Select lines where the word "text" appears.
-- start of Data shown --
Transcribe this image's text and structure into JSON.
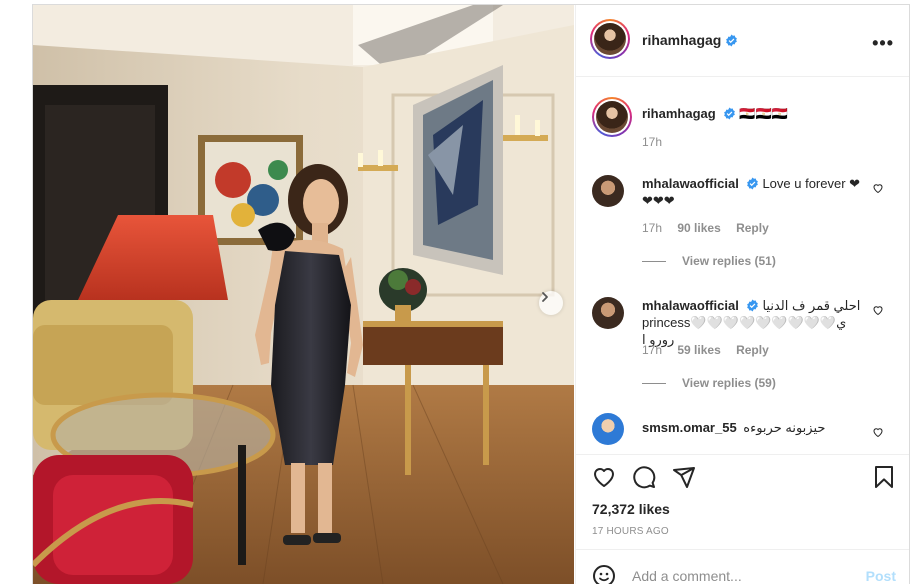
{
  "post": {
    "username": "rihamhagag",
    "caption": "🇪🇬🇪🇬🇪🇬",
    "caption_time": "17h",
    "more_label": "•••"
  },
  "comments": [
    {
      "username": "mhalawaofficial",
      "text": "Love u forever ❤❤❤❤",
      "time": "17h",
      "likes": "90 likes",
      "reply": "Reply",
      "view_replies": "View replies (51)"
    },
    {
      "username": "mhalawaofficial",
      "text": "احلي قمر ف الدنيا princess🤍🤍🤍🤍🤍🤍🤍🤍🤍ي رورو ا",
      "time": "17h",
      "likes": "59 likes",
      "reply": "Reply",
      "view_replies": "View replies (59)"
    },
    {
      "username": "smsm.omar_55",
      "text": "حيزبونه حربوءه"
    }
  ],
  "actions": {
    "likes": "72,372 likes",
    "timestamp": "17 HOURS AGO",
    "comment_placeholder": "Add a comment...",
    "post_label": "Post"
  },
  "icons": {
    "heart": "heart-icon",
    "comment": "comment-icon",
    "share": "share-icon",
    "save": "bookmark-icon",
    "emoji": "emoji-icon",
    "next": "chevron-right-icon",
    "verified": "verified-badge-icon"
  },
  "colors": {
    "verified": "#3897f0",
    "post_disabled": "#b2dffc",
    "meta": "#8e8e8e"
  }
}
-- end of Data shown --
> Finished exercise
Transcribe this image's text and structure into JSON.
      "text": "Love u forever ❤❤❤❤",
      "text": "احلي قمر ف الدنيا princess🤍🤍🤍🤍🤍🤍🤍🤍🤍ي رورو ا",
      "text": "حيزبونه حربوءه"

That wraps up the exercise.